**Material**.
◆ ◆ ◆ ◆ ◆

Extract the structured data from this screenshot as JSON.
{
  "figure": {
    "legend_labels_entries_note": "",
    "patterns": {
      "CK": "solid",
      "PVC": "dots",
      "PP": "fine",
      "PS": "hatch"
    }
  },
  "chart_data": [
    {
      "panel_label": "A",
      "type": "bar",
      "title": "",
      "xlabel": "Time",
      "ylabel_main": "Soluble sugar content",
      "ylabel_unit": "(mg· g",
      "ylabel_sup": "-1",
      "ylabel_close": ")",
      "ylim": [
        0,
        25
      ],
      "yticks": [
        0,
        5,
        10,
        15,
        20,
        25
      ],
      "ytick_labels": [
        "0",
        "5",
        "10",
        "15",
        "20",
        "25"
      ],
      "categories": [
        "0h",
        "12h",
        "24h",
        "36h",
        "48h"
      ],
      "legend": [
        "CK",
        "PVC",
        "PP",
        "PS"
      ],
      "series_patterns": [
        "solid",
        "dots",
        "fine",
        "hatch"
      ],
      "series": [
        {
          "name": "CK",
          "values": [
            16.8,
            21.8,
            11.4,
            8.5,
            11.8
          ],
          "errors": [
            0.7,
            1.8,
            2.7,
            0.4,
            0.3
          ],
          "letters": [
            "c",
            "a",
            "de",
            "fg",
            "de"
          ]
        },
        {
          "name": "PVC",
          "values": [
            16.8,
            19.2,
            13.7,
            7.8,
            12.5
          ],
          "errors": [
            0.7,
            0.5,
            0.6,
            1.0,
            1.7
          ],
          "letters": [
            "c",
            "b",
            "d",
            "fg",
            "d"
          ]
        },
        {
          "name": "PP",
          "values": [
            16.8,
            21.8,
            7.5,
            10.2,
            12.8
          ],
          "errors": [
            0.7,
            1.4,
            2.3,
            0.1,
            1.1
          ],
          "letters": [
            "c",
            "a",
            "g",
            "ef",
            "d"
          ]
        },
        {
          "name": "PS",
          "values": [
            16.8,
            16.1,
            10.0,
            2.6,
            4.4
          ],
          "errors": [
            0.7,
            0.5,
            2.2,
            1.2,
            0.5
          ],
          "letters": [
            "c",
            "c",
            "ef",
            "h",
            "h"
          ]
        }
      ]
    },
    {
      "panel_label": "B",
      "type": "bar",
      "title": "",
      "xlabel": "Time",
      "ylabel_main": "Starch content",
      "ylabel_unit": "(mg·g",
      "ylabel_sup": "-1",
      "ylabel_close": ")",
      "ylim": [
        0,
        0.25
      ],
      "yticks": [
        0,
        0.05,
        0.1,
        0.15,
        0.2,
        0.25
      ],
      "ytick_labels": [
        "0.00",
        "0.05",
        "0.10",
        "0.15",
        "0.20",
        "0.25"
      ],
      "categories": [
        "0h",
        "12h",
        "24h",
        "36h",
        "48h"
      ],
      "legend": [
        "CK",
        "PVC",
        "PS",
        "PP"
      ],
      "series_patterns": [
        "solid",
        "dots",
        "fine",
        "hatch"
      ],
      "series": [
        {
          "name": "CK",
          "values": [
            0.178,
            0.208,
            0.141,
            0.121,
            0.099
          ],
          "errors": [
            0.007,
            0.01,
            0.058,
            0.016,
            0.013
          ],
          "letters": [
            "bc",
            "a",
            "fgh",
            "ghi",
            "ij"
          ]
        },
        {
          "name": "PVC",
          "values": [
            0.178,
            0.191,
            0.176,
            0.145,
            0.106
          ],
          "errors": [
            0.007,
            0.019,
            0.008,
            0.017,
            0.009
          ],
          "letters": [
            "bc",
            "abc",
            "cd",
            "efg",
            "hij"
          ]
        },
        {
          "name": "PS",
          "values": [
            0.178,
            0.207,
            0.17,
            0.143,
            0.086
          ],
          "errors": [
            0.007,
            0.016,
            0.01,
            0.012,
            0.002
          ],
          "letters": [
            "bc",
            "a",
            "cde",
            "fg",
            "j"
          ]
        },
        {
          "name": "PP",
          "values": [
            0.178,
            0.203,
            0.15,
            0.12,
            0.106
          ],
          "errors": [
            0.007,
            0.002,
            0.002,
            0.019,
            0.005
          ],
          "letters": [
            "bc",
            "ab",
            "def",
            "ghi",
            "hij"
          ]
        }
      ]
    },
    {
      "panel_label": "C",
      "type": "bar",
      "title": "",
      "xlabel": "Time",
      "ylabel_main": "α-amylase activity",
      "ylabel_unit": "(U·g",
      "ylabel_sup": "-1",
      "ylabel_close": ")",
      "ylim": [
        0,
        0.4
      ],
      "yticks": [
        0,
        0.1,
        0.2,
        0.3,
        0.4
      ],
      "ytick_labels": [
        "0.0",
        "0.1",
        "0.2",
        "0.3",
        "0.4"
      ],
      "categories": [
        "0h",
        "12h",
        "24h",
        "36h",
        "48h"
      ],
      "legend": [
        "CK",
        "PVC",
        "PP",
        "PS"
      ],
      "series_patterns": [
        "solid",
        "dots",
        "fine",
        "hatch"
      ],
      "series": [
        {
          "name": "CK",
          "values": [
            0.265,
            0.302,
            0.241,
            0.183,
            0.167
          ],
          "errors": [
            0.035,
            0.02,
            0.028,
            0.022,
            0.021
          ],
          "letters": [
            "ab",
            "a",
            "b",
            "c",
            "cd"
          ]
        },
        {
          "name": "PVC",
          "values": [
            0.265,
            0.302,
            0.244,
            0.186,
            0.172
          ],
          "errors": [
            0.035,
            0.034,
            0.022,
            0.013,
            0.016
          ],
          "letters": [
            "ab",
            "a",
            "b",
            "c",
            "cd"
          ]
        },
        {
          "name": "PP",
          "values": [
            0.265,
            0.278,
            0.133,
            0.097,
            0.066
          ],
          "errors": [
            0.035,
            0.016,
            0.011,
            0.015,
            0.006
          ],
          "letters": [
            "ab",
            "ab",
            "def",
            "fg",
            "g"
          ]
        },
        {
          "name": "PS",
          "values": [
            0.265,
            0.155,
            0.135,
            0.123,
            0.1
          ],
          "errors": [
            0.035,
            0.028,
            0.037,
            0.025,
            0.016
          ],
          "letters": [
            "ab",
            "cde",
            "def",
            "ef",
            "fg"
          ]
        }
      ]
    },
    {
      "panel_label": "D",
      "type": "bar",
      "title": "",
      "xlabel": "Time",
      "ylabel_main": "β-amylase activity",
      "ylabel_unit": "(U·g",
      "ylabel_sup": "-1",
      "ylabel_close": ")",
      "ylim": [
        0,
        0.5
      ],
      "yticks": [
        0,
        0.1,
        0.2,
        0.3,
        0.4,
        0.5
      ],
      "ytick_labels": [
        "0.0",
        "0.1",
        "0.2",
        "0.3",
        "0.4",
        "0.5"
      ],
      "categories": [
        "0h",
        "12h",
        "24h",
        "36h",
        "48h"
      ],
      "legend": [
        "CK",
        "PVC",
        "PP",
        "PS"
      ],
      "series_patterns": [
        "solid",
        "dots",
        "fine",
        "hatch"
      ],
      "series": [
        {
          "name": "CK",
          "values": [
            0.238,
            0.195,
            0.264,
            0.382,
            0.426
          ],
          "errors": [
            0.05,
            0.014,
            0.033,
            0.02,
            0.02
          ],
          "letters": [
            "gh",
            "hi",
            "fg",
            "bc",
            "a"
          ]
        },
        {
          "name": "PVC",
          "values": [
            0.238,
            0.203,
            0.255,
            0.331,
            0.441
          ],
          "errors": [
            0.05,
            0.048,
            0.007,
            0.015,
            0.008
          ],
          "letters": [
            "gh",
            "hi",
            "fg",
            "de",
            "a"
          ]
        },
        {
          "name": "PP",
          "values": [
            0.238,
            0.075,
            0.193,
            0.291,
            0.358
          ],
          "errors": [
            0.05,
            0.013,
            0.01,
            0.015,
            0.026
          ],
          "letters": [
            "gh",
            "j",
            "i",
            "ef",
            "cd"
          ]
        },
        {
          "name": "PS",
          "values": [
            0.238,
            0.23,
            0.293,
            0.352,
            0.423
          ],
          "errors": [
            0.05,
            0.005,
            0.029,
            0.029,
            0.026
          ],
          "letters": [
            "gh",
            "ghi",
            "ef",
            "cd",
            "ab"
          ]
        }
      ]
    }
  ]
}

◆ ◆ ◆ ◆ ◆

**Request**.
Only the number is wanted: how many lines of the material contain the word "activity"?

**Finished exercise**.
2